### To be done
An exact copy of the records is required, minus the pictures they hold.

### Data for processing
◆ ◆ ◆ ◆

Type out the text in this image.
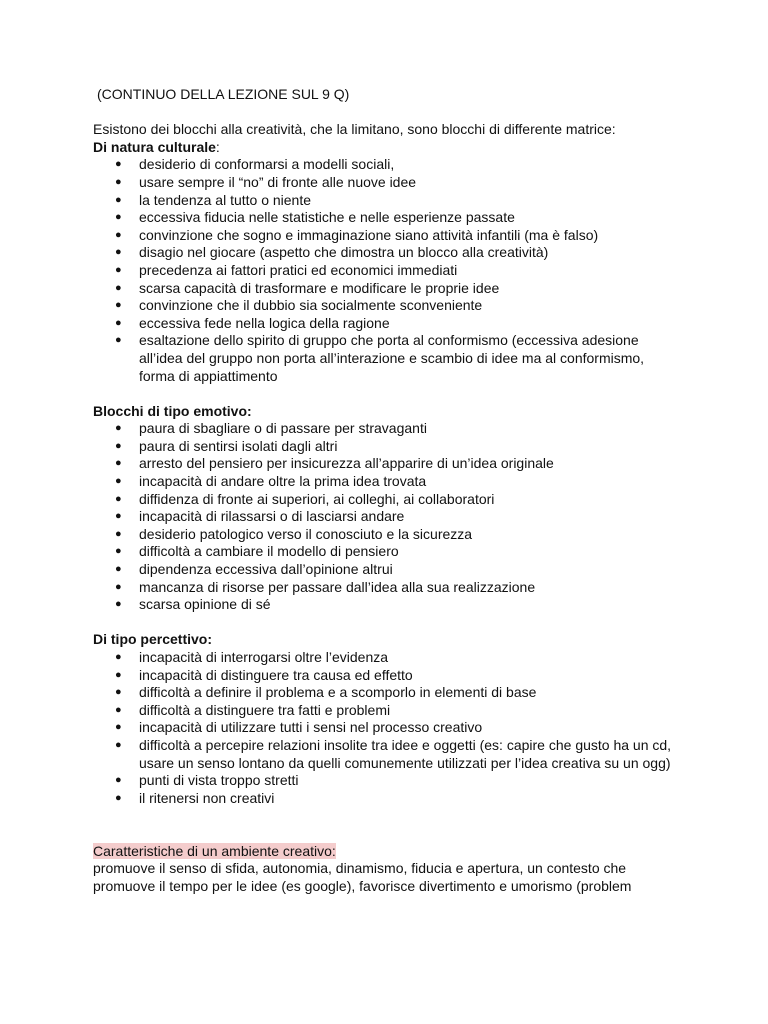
(CONTINUO DELLA LEZIONE SUL 9 Q)

Esistono dei blocchi alla creatività, che la limitano, sono blocchi di differente matrice:

Di natura culturale:

● desiderio di conformarsi a modelli sociali,
● usare sempre il “no” di fronte alle nuove idee
● la tendenza al tutto o niente
● eccessiva fiducia nelle statistiche e nelle esperienze passate
● convinzione che sogno e immaginazione siano attività infantili (ma è falso)
● disagio nel giocare (aspetto che dimostra un blocco alla creatività)
● precedenza ai fattori pratici ed economici immediati
● scarsa capacità di trasformare e modificare le proprie idee
● convinzione che il dubbio sia socialmente sconveniente
● eccessiva fede nella logica della ragione
● esaltazione dello spirito di gruppo che porta al conformismo (eccessiva adesione all’idea del gruppo non porta all’interazione e scambio di idee ma al conformismo, forma di appiattimento

Blocchi di tipo emotivo:

● paura di sbagliare o di passare per stravaganti
● paura di sentirsi isolati dagli altri
● arresto del pensiero per insicurezza all’apparire di un’idea originale
● incapacità di andare oltre la prima idea trovata
● diffidenza di fronte ai superiori, ai colleghi, ai collaboratori
● incapacità di rilassarsi o di lasciarsi andare
● desiderio patologico verso il conosciuto e la sicurezza
● difficoltà a cambiare il modello di pensiero
● dipendenza eccessiva dall’opinione altrui
● mancanza di risorse per passare dall’idea alla sua realizzazione
● scarsa opinione di sé

Di tipo percettivo:

● incapacità di interrogarsi oltre l’evidenza
● incapacità di distinguere tra causa ed effetto
● difficoltà a definire il problema e a scomporlo in elementi di base
● difficoltà a distinguere tra fatti e problemi
● incapacità di utilizzare tutti i sensi nel processo creativo
● difficoltà a percepire relazioni insolite tra idee e oggetti (es: capire che gusto ha un cd, usare un senso lontano da quelli comunemente utilizzati per l’idea creativa su un ogg)
● punti di vista troppo stretti
● il ritenersi non creativi

Caratteristiche di un ambiente creativo:

promuove il senso di sfida, autonomia, dinamismo, fiducia e apertura, un contesto che promuove il tempo per le idee (es google), favorisce divertimento e umorismo (problem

◆ ◆ ◆ ◆

### The completed task
Type out the text in this image.
(CONTINUO DELLA LEZIONE SUL 9 Q)

Esistono dei blocchi alla creatività, che la limitano, sono blocchi di differente matrice:

Di natura culturale:

● desiderio di conformarsi a modelli sociali,
● usare sempre il “no” di fronte alle nuove idee
● la tendenza al tutto o niente
● eccessiva fiducia nelle statistiche e nelle esperienze passate
● convinzione che sogno e immaginazione siano attività infantili (ma è falso)
● disagio nel giocare (aspetto che dimostra un blocco alla creatività)
● precedenza ai fattori pratici ed economici immediati
● scarsa capacità di trasformare e modificare le proprie idee
● convinzione che il dubbio sia socialmente sconveniente
● eccessiva fede nella logica della ragione
● esaltazione dello spirito di gruppo che porta al conformismo (eccessiva adesione all’idea del gruppo non porta all’interazione e scambio di idee ma al conformismo, forma di appiattimento

Blocchi di tipo emotivo:

● paura di sbagliare o di passare per stravaganti
● paura di sentirsi isolati dagli altri
● arresto del pensiero per insicurezza all’apparire di un’idea originale
● incapacità di andare oltre la prima idea trovata
● diffidenza di fronte ai superiori, ai colleghi, ai collaboratori
● incapacità di rilassarsi o di lasciarsi andare
● desiderio patologico verso il conosciuto e la sicurezza
● difficoltà a cambiare il modello di pensiero
● dipendenza eccessiva dall’opinione altrui
● mancanza di risorse per passare dall’idea alla sua realizzazione
● scarsa opinione di sé

Di tipo percettivo:

● incapacità di interrogarsi oltre l’evidenza
● incapacità di distinguere tra causa ed effetto
● difficoltà a definire il problema e a scomporlo in elementi di base
● difficoltà a distinguere tra fatti e problemi
● incapacità di utilizzare tutti i sensi nel processo creativo
● difficoltà a percepire relazioni insolite tra idee e oggetti (es: capire che gusto ha un cd, usare un senso lontano da quelli comunemente utilizzati per l’idea creativa su un ogg)
● punti di vista troppo stretti
● il ritenersi non creativi

Caratteristiche di un ambiente creativo:

promuove il senso di sfida, autonomia, dinamismo, fiducia e apertura, un contesto che promuove il tempo per le idee (es google), favorisce divertimento e umorismo (problem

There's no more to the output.